▸ WHAT TO WORK ON: Repeat, without any change, the entries presented below.

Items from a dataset
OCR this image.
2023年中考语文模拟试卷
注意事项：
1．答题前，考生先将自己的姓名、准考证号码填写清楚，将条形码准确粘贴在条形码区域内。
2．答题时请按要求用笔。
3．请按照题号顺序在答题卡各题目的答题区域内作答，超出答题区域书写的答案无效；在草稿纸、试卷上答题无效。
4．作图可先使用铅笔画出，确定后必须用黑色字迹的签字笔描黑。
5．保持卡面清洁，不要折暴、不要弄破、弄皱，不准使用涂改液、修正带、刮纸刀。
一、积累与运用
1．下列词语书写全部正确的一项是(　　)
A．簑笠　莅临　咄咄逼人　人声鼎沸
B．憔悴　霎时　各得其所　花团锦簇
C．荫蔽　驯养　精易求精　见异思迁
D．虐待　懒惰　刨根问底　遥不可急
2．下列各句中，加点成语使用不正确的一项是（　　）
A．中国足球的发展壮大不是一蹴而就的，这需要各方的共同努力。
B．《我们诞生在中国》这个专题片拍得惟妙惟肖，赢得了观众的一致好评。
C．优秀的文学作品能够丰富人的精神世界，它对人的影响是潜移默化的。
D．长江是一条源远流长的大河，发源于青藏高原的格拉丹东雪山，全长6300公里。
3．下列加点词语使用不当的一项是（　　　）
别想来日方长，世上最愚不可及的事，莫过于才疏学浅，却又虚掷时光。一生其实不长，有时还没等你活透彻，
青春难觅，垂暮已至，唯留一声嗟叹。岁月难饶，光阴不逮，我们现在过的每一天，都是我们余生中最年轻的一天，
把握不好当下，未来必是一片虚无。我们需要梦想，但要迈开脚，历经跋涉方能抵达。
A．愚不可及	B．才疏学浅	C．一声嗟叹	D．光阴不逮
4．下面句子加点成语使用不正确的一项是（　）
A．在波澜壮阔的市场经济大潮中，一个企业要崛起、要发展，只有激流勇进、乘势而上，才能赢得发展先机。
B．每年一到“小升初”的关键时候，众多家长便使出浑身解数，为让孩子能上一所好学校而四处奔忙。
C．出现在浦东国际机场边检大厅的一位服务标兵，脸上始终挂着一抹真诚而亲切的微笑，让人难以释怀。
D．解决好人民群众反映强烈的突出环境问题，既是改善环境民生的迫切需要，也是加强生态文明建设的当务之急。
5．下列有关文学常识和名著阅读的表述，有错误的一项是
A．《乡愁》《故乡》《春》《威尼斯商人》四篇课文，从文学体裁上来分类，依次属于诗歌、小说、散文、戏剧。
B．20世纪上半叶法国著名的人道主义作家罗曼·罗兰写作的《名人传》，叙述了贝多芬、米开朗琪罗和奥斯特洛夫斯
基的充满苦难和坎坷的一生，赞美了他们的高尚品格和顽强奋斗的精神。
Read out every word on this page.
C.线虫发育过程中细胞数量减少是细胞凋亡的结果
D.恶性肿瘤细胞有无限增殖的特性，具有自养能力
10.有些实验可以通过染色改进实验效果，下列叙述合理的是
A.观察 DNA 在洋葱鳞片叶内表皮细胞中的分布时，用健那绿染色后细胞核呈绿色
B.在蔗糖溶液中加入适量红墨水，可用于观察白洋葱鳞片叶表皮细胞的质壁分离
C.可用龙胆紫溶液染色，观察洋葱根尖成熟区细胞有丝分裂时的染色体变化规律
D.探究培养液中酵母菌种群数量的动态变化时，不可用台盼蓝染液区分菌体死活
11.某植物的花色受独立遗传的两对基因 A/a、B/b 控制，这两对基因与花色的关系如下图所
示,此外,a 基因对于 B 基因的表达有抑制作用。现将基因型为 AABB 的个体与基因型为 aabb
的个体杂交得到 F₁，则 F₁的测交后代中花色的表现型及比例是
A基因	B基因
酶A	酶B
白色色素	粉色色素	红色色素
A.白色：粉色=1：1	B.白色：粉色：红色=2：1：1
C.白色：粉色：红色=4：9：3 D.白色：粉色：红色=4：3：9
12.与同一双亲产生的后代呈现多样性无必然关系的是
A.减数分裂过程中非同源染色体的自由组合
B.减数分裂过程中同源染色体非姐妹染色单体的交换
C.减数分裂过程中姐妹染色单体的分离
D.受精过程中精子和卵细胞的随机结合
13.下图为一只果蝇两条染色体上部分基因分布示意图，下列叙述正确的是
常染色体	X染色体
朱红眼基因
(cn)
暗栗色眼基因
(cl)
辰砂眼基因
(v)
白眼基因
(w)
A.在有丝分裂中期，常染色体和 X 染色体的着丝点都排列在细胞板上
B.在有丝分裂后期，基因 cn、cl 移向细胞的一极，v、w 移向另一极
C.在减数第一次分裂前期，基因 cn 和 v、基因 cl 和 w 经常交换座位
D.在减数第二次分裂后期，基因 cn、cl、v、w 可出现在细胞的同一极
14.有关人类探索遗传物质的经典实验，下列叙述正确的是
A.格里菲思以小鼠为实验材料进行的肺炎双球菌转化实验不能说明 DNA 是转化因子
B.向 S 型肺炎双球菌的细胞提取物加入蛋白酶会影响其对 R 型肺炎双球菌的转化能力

▸ ANSWER:
OCR this image.
2023年中考语文模拟试卷
注意事项：
1．答题前，考生先将自己的姓名、准考证号码填写清楚，将条形码准确粘贴在条形码区域内。
2．答题时请按要求用笔。
3．请按照题号顺序在答题卡各题目的答题区域内作答，超出答题区域书写的答案无效；在草稿纸、试卷上答题无效。
4．作图可先使用铅笔画出，确定后必须用黑色字迹的签字笔描黑。
5．保持卡面清洁，不要折暴、不要弄破、弄皱，不准使用涂改液、修正带、刮纸刀。
一、积累与运用
1．下列词语书写全部正确的一项是(　　)
A．簑笠　莅临　咄咄逼人　人声鼎沸
B．憔悴　霎时　各得其所　花团锦簇
C．荫蔽　驯养　精易求精　见异思迁
D．虐待　懒惰　刨根问底　遥不可急
2．下列各句中，加点成语使用不正确的一项是（　　）
A．中国足球的发展壮大不是一蹴而就的，这需要各方的共同努力。
B．《我们诞生在中国》这个专题片拍得惟妙惟肖，赢得了观众的一致好评。
C．优秀的文学作品能够丰富人的精神世界，它对人的影响是潜移默化的。
D．长江是一条源远流长的大河，发源于青藏高原的格拉丹东雪山，全长6300公里。
3．下列加点词语使用不当的一项是（　　　）
别想来日方长，世上最愚不可及的事，莫过于才疏学浅，却又虚掷时光。一生其实不长，有时还没等你活透彻，
青春难觅，垂暮已至，唯留一声嗟叹。岁月难饶，光阴不逮，我们现在过的每一天，都是我们余生中最年轻的一天，
把握不好当下，未来必是一片虚无。我们需要梦想，但要迈开脚，历经跋涉方能抵达。
A．愚不可及	B．才疏学浅	C．一声嗟叹	D．光阴不逮
4．下面句子加点成语使用不正确的一项是（　）
A．在波澜壮阔的市场经济大潮中，一个企业要崛起、要发展，只有激流勇进、乘势而上，才能赢得发展先机。
B．每年一到“小升初”的关键时候，众多家长便使出浑身解数，为让孩子能上一所好学校而四处奔忙。
C．出现在浦东国际机场边检大厅的一位服务标兵，脸上始终挂着一抹真诚而亲切的微笑，让人难以释怀。
D．解决好人民群众反映强烈的突出环境问题，既是改善环境民生的迫切需要，也是加强生态文明建设的当务之急。
5．下列有关文学常识和名著阅读的表述，有错误的一项是
A．《乡愁》《故乡》《春》《威尼斯商人》四篇课文，从文学体裁上来分类，依次属于诗歌、小说、散文、戏剧。
B．20世纪上半叶法国著名的人道主义作家罗曼·罗兰写作的《名人传》，叙述了贝多芬、米开朗琪罗和奥斯特洛夫斯
基的充满苦难和坎坷的一生，赞美了他们的高尚品格和顽强奋斗的精神。
Read out every word on this page.
C.线虫发育过程中细胞数量减少是细胞凋亡的结果
D.恶性肿瘤细胞有无限增殖的特性，具有自养能力
10.有些实验可以通过染色改进实验效果，下列叙述合理的是
A.观察 DNA 在洋葱鳞片叶内表皮细胞中的分布时，用健那绿染色后细胞核呈绿色
B.在蔗糖溶液中加入适量红墨水，可用于观察白洋葱鳞片叶表皮细胞的质壁分离
C.可用龙胆紫溶液染色，观察洋葱根尖成熟区细胞有丝分裂时的染色体变化规律
D.探究培养液中酵母菌种群数量的动态变化时，不可用台盼蓝染液区分菌体死活
11.某植物的花色受独立遗传的两对基因 A/a、B/b 控制，这两对基因与花色的关系如下图所
示,此外,a 基因对于 B 基因的表达有抑制作用。现将基因型为 AABB 的个体与基因型为 aabb
的个体杂交得到 F₁，则 F₁的测交后代中花色的表现型及比例是
A基因	B基因
酶A	酶B
白色色素	粉色色素	红色色素
A.白色：粉色=1：1	B.白色：粉色：红色=2：1：1
C.白色：粉色：红色=4：9：3 D.白色：粉色：红色=4：3：9
12.与同一双亲产生的后代呈现多样性无必然关系的是
A.减数分裂过程中非同源染色体的自由组合
B.减数分裂过程中同源染色体非姐妹染色单体的交换
C.减数分裂过程中姐妹染色单体的分离
D.受精过程中精子和卵细胞的随机结合
13.下图为一只果蝇两条染色体上部分基因分布示意图，下列叙述正确的是
常染色体	X染色体
朱红眼基因
(cn)
暗栗色眼基因
(cl)
辰砂眼基因
(v)
白眼基因
(w)
A.在有丝分裂中期，常染色体和 X 染色体的着丝点都排列在细胞板上
B.在有丝分裂后期，基因 cn、cl 移向细胞的一极，v、w 移向另一极
C.在减数第一次分裂前期，基因 cn 和 v、基因 cl 和 w 经常交换座位
D.在减数第二次分裂后期，基因 cn、cl、v、w 可出现在细胞的同一极
14.有关人类探索遗传物质的经典实验，下列叙述正确的是
A.格里菲思以小鼠为实验材料进行的肺炎双球菌转化实验不能说明 DNA 是转化因子
B.向 S 型肺炎双球菌的细胞提取物加入蛋白酶会影响其对 R 型肺炎双球菌的转化能力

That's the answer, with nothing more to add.